Return everything from the start of the material down to the line containing "Detect and localize", both ends included, copied line for line without any changes. Omit the pictures from your answer.

Dataset excerpt:
+ + + + +

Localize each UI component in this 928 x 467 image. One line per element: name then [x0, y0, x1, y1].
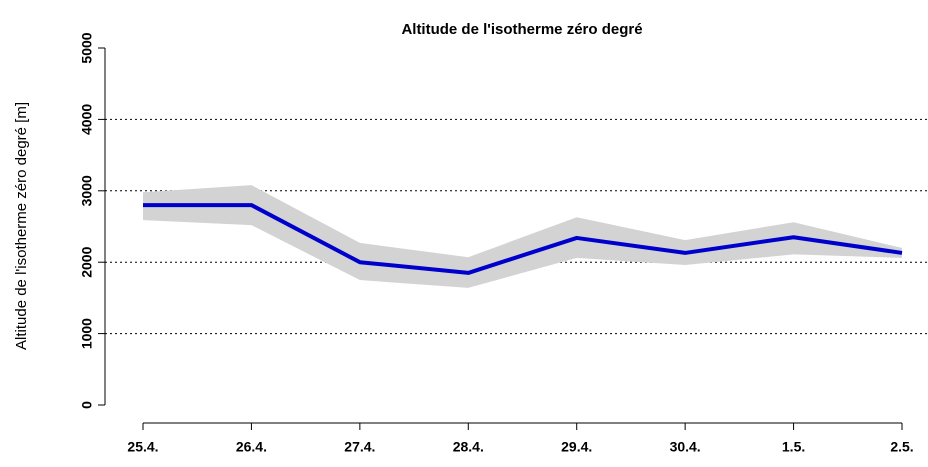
x-tick-label: 1.5. — [782, 439, 805, 455]
x-tick-label: 28.4. — [453, 439, 484, 455]
y-tick-label: 2000 — [79, 246, 95, 277]
x-tick-label: 2.5. — [890, 439, 913, 455]
x-tick-label: 26.4. — [236, 439, 267, 455]
x-tick-label: 27.4. — [344, 439, 375, 455]
y-tick-label: 3000 — [79, 175, 95, 206]
line — [143, 203, 903, 275]
y-tick-label: 0 — [79, 401, 95, 409]
y-tick-label: 1000 — [79, 318, 95, 349]
x-tick-label: 29.4. — [561, 439, 592, 455]
x-tick-label: 30.4. — [670, 439, 701, 455]
x-tick-label: 25.4. — [127, 439, 158, 455]
y-tick-label: 4000 — [79, 104, 95, 135]
y-axis-label: Altitude de l'isotherme zéro degré [m] — [13, 102, 30, 350]
range-band — [143, 185, 902, 288]
chart-title: Altitude de l'isotherme zéro degré — [401, 21, 642, 38]
y-tick-label: 5000 — [79, 32, 95, 63]
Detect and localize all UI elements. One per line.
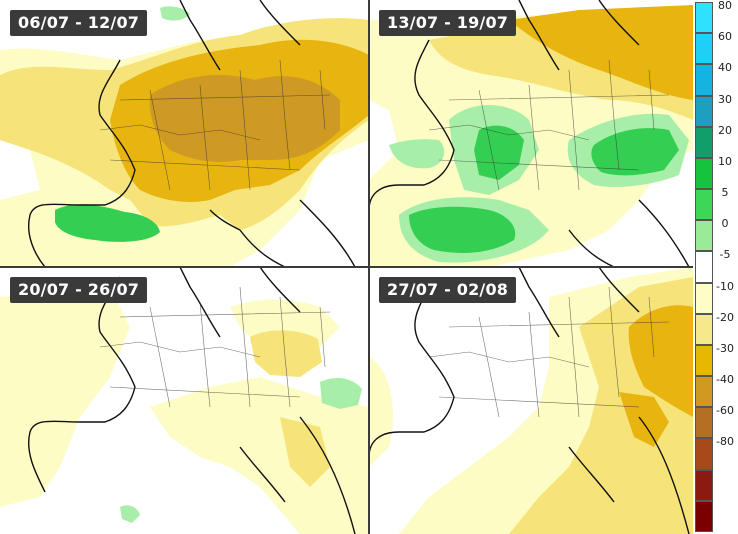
colorbar-label: -10: [716, 279, 734, 293]
colorbar-swatch: [695, 344, 713, 377]
anomaly-map-week2: [369, 0, 693, 267]
colorbar-label: -5: [719, 248, 731, 262]
region-borders: [99, 286, 331, 408]
shade-light-green: [160, 6, 190, 21]
colorbar-swatch: [695, 2, 713, 34]
shade-yellow: [250, 330, 330, 487]
shade-green: [409, 125, 679, 253]
panel-title: 27/07 - 02/08: [379, 277, 517, 303]
map-panel-week2: 13/07 - 19/07: [369, 0, 738, 267]
shade-green: [55, 204, 160, 242]
panel-title: 13/07 - 19/07: [379, 10, 517, 36]
map-panel-week4: 27/07 - 02/08: [369, 267, 738, 534]
colorbar-swatch: [695, 376, 713, 408]
colorbar-swatch: [695, 95, 713, 127]
coastline: [28, 267, 356, 534]
panel-title: 20/07 - 26/07: [10, 277, 148, 303]
panel-title: 06/07 - 12/07: [10, 10, 148, 36]
colorbar-legend: 80 60 40 30 20 10 5 0 -5 -10 -20 -30 -40 -60 -80: [693, 0, 738, 534]
colorbar-label: 20: [718, 123, 732, 137]
anomaly-map-week4: [369, 267, 693, 534]
map-panel-week3: 20/07 - 26/07: [0, 267, 369, 534]
panel-divider-horizontal: [0, 266, 693, 268]
colorbar-label: -40: [716, 373, 734, 387]
colorbar-label: 30: [718, 92, 732, 106]
colorbar-label: 40: [718, 61, 732, 75]
colorbar-label: -60: [716, 404, 734, 418]
shade-dark-gold: [149, 75, 340, 162]
colorbar-label: 10: [718, 154, 732, 168]
anomaly-map-week3: [0, 267, 369, 534]
colorbar-label: 80: [718, 0, 732, 12]
colorbar-swatch: [695, 251, 713, 283]
colorbar-label: -80: [716, 435, 734, 449]
colorbar-swatch: [695, 407, 713, 439]
map-panel-week1: 06/07 - 12/07: [0, 0, 369, 267]
colorbar-label: 60: [718, 30, 732, 44]
colorbar-label: 5: [721, 186, 729, 200]
colorbar-swatch: [695, 126, 713, 158]
colorbar-label: -20: [716, 310, 734, 324]
shade-gold: [619, 305, 693, 447]
region-borders: [99, 59, 331, 191]
shade-gold: [509, 5, 693, 100]
colorbar-swatch: [695, 189, 713, 221]
coastline: [369, 0, 690, 267]
colorbar-swatch: [695, 220, 713, 252]
colorbar-swatch: [695, 33, 713, 65]
region-borders: [428, 59, 670, 191]
colorbar-swatch: [695, 282, 713, 314]
colorbar-swatch: [695, 500, 713, 532]
colorbar-label: 0: [721, 217, 729, 231]
shade-light-green: [120, 377, 362, 523]
colorbar-label: -30: [716, 341, 734, 355]
colorbar-swatch: [695, 469, 713, 501]
coastline: [28, 0, 356, 267]
region-borders: [428, 286, 670, 418]
colorbar-swatch: [695, 64, 713, 96]
colorbar-swatch: [695, 438, 713, 470]
coastline: [369, 267, 690, 534]
anomaly-map-week1: [0, 0, 369, 267]
colorbar-swatch: [695, 313, 713, 345]
colorbar-swatch: [695, 157, 713, 190]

+ + + + +

= ANSWER FOR THE TASK =
Localize each UI component in this 928 x 467 image. One line per element: name then [x0, y0, x1, y1].
x-tick-label: 1.5. — [782, 439, 805, 455]
x-tick-label: 28.4. — [453, 439, 484, 455]
y-tick-label: 2000 — [79, 246, 95, 277]
x-tick-label: 2.5. — [890, 439, 913, 455]
x-tick-label: 26.4. — [236, 439, 267, 455]
x-tick-label: 27.4. — [344, 439, 375, 455]
y-tick-label: 3000 — [79, 175, 95, 206]
line — [143, 203, 903, 275]
y-tick-label: 0 — [79, 401, 95, 409]
y-tick-label: 1000 — [79, 318, 95, 349]
x-tick-label: 29.4. — [561, 439, 592, 455]
x-tick-label: 30.4. — [670, 439, 701, 455]
x-tick-label: 25.4. — [127, 439, 158, 455]
y-tick-label: 4000 — [79, 104, 95, 135]
y-axis-label: Altitude de l'isotherme zéro degré [m] — [13, 102, 30, 350]
range-band — [143, 185, 902, 288]
chart-title: Altitude de l'isotherme zéro degré — [401, 21, 642, 38]
y-tick-label: 5000 — [79, 32, 95, 63]
Detect and localize all UI elements. One per line.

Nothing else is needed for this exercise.